- **GOAL OF THE EXERCISE**: Please print the full listing exactly.

(Items from a figure collection)
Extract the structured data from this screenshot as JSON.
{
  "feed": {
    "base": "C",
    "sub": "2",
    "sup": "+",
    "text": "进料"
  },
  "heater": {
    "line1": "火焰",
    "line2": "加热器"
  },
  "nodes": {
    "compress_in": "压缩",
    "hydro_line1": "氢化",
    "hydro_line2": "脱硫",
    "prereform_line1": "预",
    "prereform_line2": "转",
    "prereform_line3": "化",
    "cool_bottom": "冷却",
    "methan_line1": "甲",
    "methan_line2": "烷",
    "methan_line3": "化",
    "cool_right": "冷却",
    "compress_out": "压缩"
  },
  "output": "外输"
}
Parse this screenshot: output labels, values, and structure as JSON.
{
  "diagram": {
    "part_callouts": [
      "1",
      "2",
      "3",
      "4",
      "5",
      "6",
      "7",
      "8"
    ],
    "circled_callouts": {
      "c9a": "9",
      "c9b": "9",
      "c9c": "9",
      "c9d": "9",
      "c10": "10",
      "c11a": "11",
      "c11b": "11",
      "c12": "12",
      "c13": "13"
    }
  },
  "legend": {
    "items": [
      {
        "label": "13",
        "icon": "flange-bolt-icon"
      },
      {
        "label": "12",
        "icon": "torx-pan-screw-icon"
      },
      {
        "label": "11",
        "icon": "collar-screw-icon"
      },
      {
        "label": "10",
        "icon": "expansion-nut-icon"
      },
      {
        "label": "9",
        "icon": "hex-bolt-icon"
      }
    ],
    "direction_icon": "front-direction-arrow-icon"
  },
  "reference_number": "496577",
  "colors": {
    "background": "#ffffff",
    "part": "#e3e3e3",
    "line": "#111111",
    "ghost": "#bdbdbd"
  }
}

- **SOLUTION TO THE EXERCISE**:
Extract the structured data from this screenshot as JSON.
{
  "feed": {
    "base": "C",
    "sub": "2",
    "sup": "+",
    "text": "进料"
  },
  "heater": {
    "line1": "火焰",
    "line2": "加热器"
  },
  "nodes": {
    "compress_in": "压缩",
    "hydro_line1": "氢化",
    "hydro_line2": "脱硫",
    "prereform_line1": "预",
    "prereform_line2": "转",
    "prereform_line3": "化",
    "cool_bottom": "冷却",
    "methan_line1": "甲",
    "methan_line2": "烷",
    "methan_line3": "化",
    "cool_right": "冷却",
    "compress_out": "压缩"
  },
  "output": "外输"
}
Parse this screenshot: output labels, values, and structure as JSON.
{
  "diagram": {
    "part_callouts": [
      "1",
      "2",
      "3",
      "4",
      "5",
      "6",
      "7",
      "8"
    ],
    "circled_callouts": {
      "c9a": "9",
      "c9b": "9",
      "c9c": "9",
      "c9d": "9",
      "c10": "10",
      "c11a": "11",
      "c11b": "11",
      "c12": "12",
      "c13": "13"
    }
  },
  "legend": {
    "items": [
      {
        "label": "13",
        "icon": "flange-bolt-icon"
      },
      {
        "label": "12",
        "icon": "torx-pan-screw-icon"
      },
      {
        "label": "11",
        "icon": "collar-screw-icon"
      },
      {
        "label": "10",
        "icon": "expansion-nut-icon"
      },
      {
        "label": "9",
        "icon": "hex-bolt-icon"
      }
    ],
    "direction_icon": "front-direction-arrow-icon"
  },
  "reference_number": "496577",
  "colors": {
    "background": "#ffffff",
    "part": "#e3e3e3",
    "line": "#111111",
    "ghost": "#bdbdbd"
  }
}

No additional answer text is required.